- **Entries shown**
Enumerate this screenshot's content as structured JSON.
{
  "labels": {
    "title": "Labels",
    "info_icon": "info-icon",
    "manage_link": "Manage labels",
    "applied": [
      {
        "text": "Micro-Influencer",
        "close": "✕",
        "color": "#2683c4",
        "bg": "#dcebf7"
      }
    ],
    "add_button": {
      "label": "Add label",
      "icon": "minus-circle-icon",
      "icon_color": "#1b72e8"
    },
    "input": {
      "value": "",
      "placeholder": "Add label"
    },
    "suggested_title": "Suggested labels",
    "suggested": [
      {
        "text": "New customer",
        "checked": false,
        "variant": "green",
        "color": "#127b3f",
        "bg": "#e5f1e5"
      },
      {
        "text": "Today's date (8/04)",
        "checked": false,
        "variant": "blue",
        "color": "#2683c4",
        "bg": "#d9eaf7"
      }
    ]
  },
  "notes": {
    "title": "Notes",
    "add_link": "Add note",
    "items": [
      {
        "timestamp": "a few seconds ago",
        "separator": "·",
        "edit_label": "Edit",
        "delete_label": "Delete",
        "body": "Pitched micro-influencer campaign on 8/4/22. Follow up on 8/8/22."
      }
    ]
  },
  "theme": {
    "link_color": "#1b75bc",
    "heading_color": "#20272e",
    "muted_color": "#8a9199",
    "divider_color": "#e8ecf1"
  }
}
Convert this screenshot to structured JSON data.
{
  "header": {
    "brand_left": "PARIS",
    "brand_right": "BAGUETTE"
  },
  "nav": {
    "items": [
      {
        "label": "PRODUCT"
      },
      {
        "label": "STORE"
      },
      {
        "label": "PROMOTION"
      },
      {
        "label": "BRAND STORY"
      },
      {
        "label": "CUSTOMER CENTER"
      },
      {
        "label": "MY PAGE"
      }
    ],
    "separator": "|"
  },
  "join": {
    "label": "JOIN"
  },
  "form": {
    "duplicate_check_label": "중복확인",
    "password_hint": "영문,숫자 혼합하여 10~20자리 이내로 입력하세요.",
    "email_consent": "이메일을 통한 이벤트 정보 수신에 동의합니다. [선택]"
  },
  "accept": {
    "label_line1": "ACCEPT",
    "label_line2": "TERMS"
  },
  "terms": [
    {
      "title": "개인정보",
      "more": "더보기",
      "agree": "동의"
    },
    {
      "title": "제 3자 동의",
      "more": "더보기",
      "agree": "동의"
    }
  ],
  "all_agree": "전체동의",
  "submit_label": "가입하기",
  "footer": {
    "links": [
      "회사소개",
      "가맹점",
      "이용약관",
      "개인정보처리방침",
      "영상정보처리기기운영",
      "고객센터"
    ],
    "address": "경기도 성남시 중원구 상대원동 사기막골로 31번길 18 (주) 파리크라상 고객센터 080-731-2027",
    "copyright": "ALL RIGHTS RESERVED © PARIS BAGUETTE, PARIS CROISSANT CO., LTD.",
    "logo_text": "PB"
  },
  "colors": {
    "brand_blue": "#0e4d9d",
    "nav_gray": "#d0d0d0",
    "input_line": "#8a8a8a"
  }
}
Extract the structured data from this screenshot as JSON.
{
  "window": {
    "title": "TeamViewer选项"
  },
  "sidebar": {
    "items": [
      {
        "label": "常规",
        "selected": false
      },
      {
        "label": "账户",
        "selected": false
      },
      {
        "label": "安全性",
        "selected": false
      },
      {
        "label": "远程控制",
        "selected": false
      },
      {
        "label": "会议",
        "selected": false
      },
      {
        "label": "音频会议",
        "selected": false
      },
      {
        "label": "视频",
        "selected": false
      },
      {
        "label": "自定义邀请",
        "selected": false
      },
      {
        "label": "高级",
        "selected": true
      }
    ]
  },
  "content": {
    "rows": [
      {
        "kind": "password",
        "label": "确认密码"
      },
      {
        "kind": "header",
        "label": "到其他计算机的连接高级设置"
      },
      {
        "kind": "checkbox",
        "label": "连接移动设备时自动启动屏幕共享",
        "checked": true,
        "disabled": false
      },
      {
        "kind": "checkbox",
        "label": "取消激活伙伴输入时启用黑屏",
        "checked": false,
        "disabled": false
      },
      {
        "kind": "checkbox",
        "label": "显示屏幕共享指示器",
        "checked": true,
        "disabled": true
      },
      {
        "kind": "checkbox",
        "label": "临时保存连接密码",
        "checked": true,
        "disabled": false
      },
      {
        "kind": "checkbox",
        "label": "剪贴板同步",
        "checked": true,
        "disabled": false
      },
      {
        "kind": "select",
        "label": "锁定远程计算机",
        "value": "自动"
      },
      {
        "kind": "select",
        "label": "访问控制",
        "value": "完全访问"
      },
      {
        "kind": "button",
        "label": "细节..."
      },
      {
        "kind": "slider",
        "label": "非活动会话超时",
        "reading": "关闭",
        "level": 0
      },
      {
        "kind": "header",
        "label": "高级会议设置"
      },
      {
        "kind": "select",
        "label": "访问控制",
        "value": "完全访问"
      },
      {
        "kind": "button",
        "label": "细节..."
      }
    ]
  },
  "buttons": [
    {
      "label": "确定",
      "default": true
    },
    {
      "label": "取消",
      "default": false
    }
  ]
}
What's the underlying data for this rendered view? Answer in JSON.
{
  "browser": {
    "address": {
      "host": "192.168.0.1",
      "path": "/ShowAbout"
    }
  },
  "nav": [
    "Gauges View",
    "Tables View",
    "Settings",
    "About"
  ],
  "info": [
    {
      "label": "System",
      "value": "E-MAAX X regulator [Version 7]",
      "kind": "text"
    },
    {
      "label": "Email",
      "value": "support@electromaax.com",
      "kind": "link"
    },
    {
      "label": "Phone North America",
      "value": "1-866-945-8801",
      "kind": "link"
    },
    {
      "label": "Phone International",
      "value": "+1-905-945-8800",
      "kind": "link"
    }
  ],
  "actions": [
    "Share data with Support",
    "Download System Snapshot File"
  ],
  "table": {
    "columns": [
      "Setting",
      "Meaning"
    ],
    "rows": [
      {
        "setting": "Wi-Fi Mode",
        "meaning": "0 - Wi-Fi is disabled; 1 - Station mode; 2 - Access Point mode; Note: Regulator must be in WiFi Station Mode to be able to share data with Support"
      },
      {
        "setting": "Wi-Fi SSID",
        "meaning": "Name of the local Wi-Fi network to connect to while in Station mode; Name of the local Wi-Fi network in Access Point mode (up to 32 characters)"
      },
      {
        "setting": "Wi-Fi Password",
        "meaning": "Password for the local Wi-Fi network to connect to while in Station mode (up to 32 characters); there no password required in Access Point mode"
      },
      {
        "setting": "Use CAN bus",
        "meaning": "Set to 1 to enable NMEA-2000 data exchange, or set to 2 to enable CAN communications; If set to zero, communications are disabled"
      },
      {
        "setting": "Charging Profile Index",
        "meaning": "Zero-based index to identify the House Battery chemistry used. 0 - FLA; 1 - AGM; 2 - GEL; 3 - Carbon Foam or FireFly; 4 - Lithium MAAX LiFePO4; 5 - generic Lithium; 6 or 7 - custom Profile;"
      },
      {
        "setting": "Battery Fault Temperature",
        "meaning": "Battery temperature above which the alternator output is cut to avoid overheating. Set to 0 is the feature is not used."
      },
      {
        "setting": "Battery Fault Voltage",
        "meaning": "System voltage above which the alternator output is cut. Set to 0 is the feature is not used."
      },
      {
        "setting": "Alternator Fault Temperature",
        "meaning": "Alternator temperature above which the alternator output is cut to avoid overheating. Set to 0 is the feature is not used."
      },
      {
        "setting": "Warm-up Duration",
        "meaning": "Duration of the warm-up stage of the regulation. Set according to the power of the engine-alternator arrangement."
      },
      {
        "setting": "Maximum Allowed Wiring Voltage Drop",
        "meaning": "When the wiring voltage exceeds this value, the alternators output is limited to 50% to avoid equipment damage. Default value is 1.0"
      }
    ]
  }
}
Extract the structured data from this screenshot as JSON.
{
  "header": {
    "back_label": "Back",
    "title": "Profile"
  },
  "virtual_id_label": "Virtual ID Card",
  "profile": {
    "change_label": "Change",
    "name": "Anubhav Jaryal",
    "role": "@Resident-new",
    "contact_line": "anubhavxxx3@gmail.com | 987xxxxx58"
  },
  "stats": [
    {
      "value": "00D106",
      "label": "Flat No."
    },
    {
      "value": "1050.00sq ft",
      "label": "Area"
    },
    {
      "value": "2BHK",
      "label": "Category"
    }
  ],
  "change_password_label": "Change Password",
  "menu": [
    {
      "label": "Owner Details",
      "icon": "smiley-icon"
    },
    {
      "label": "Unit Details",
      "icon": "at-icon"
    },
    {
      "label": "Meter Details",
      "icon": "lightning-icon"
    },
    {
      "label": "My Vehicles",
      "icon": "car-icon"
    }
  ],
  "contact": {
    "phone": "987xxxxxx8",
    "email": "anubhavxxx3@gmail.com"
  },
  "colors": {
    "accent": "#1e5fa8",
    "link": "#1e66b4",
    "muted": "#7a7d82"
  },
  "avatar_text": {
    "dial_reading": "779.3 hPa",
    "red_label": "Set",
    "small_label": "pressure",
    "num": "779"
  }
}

- **What you are asked to do**
Copy each line of the records above that carries the word "data".

- **Response**
Convert this screenshot to structured JSON data.
Extract the structured data from this screenshot as JSON.
What's the underlying data for this rendered view? Answer in JSON.
    "Share data with Support",
        "meaning": "0 - Wi-Fi is disabled; 1 - Station mode; 2 - Access Point mode; Note: Regulator must be in WiFi Station Mode to be able to share data with Support"
        "meaning": "Set to 1 to enable NMEA-2000 data exchange, or set to 2 to enable CAN communications; If set to zero, communications are disabled"
Extract the structured data from this screenshot as JSON.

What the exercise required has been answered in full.